= YOUR OBJECTIVE =
Copy the records below exactly as they appear.

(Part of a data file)
☆ ☆ ☆ ☆ ☆
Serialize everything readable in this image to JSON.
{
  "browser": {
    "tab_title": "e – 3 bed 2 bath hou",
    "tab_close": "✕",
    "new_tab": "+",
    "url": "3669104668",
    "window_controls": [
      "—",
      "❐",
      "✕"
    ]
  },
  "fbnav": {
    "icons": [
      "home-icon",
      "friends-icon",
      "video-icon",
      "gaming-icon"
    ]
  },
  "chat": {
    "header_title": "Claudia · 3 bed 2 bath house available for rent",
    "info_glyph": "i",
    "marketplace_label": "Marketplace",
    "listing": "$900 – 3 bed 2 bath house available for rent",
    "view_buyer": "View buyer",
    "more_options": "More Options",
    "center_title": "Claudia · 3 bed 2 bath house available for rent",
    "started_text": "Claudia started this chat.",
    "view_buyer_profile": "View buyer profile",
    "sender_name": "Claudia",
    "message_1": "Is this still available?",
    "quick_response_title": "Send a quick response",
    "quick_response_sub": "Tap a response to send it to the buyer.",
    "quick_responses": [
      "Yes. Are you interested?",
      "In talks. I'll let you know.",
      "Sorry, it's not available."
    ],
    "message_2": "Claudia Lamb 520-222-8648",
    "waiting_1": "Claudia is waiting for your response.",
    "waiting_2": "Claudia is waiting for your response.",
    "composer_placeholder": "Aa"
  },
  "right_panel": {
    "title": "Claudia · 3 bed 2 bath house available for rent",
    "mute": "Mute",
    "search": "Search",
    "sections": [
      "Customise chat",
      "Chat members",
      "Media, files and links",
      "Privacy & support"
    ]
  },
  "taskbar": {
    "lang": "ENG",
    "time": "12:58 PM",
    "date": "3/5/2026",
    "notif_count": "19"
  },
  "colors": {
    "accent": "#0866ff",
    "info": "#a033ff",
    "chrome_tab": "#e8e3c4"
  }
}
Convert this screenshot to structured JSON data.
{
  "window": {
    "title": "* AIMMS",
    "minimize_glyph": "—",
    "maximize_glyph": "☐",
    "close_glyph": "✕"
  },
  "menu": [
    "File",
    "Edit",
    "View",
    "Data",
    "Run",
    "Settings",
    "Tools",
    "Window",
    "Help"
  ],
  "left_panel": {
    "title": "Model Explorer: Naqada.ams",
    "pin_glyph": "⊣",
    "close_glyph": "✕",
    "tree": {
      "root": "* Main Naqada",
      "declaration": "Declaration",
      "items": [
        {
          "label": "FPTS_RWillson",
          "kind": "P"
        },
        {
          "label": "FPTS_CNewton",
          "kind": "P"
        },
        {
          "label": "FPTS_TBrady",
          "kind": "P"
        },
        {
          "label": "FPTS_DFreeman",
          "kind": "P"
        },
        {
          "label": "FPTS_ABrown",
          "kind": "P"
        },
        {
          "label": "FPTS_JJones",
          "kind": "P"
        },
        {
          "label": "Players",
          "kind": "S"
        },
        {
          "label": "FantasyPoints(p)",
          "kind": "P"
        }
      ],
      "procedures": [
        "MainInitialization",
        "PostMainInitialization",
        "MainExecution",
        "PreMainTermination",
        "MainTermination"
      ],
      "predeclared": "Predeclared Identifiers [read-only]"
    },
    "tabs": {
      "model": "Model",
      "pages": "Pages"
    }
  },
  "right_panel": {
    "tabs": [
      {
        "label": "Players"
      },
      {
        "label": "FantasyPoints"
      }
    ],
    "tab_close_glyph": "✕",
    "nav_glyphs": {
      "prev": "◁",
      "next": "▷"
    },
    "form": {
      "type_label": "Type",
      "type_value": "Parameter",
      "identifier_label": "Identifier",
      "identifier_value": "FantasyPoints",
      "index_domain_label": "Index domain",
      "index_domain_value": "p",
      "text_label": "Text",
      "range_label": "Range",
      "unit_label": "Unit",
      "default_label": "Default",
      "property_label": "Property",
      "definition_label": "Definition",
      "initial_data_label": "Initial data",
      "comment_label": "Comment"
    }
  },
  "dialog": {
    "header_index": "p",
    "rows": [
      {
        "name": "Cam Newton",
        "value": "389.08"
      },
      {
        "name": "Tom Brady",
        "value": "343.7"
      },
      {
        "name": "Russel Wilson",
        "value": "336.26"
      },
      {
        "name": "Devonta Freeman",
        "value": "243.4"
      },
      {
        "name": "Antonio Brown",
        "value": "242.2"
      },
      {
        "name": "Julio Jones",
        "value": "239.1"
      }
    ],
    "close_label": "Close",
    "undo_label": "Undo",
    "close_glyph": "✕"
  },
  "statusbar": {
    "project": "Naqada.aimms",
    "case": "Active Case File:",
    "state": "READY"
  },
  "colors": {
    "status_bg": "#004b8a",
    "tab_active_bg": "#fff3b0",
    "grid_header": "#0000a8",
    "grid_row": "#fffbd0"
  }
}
☆ ☆ ☆ ☆ ☆
= IN RESPONSE =
Serialize everything readable in this image to JSON.
{
  "browser": {
    "tab_title": "e – 3 bed 2 bath hou",
    "tab_close": "✕",
    "new_tab": "+",
    "url": "3669104668",
    "window_controls": [
      "—",
      "❐",
      "✕"
    ]
  },
  "fbnav": {
    "icons": [
      "home-icon",
      "friends-icon",
      "video-icon",
      "gaming-icon"
    ]
  },
  "chat": {
    "header_title": "Claudia · 3 bed 2 bath house available for rent",
    "info_glyph": "i",
    "marketplace_label": "Marketplace",
    "listing": "$900 – 3 bed 2 bath house available for rent",
    "view_buyer": "View buyer",
    "more_options": "More Options",
    "center_title": "Claudia · 3 bed 2 bath house available for rent",
    "started_text": "Claudia started this chat.",
    "view_buyer_profile": "View buyer profile",
    "sender_name": "Claudia",
    "message_1": "Is this still available?",
    "quick_response_title": "Send a quick response",
    "quick_response_sub": "Tap a response to send it to the buyer.",
    "quick_responses": [
      "Yes. Are you interested?",
      "In talks. I'll let you know.",
      "Sorry, it's not available."
    ],
    "message_2": "Claudia Lamb 520-222-8648",
    "waiting_1": "Claudia is waiting for your response.",
    "waiting_2": "Claudia is waiting for your response.",
    "composer_placeholder": "Aa"
  },
  "right_panel": {
    "title": "Claudia · 3 bed 2 bath house available for rent",
    "mute": "Mute",
    "search": "Search",
    "sections": [
      "Customise chat",
      "Chat members",
      "Media, files and links",
      "Privacy & support"
    ]
  },
  "taskbar": {
    "lang": "ENG",
    "time": "12:58 PM",
    "date": "3/5/2026",
    "notif_count": "19"
  },
  "colors": {
    "accent": "#0866ff",
    "info": "#a033ff",
    "chrome_tab": "#e8e3c4"
  }
}
Convert this screenshot to structured JSON data.
{
  "window": {
    "title": "* AIMMS",
    "minimize_glyph": "—",
    "maximize_glyph": "☐",
    "close_glyph": "✕"
  },
  "menu": [
    "File",
    "Edit",
    "View",
    "Data",
    "Run",
    "Settings",
    "Tools",
    "Window",
    "Help"
  ],
  "left_panel": {
    "title": "Model Explorer: Naqada.ams",
    "pin_glyph": "⊣",
    "close_glyph": "✕",
    "tree": {
      "root": "* Main Naqada",
      "declaration": "Declaration",
      "items": [
        {
          "label": "FPTS_RWillson",
          "kind": "P"
        },
        {
          "label": "FPTS_CNewton",
          "kind": "P"
        },
        {
          "label": "FPTS_TBrady",
          "kind": "P"
        },
        {
          "label": "FPTS_DFreeman",
          "kind": "P"
        },
        {
          "label": "FPTS_ABrown",
          "kind": "P"
        },
        {
          "label": "FPTS_JJones",
          "kind": "P"
        },
        {
          "label": "Players",
          "kind": "S"
        },
        {
          "label": "FantasyPoints(p)",
          "kind": "P"
        }
      ],
      "procedures": [
        "MainInitialization",
        "PostMainInitialization",
        "MainExecution",
        "PreMainTermination",
        "MainTermination"
      ],
      "predeclared": "Predeclared Identifiers [read-only]"
    },
    "tabs": {
      "model": "Model",
      "pages": "Pages"
    }
  },
  "right_panel": {
    "tabs": [
      {
        "label": "Players"
      },
      {
        "label": "FantasyPoints"
      }
    ],
    "tab_close_glyph": "✕",
    "nav_glyphs": {
      "prev": "◁",
      "next": "▷"
    },
    "form": {
      "type_label": "Type",
      "type_value": "Parameter",
      "identifier_label": "Identifier",
      "identifier_value": "FantasyPoints",
      "index_domain_label": "Index domain",
      "index_domain_value": "p",
      "text_label": "Text",
      "range_label": "Range",
      "unit_label": "Unit",
      "default_label": "Default",
      "property_label": "Property",
      "definition_label": "Definition",
      "initial_data_label": "Initial data",
      "comment_label": "Comment"
    }
  },
  "dialog": {
    "header_index": "p",
    "rows": [
      {
        "name": "Cam Newton",
        "value": "389.08"
      },
      {
        "name": "Tom Brady",
        "value": "343.7"
      },
      {
        "name": "Russel Wilson",
        "value": "336.26"
      },
      {
        "name": "Devonta Freeman",
        "value": "243.4"
      },
      {
        "name": "Antonio Brown",
        "value": "242.2"
      },
      {
        "name": "Julio Jones",
        "value": "239.1"
      }
    ],
    "close_label": "Close",
    "undo_label": "Undo",
    "close_glyph": "✕"
  },
  "statusbar": {
    "project": "Naqada.aimms",
    "case": "Active Case File:",
    "state": "READY"
  },
  "colors": {
    "status_bg": "#004b8a",
    "tab_active_bg": "#fff3b0",
    "grid_header": "#0000a8",
    "grid_row": "#fffbd0"
  }
}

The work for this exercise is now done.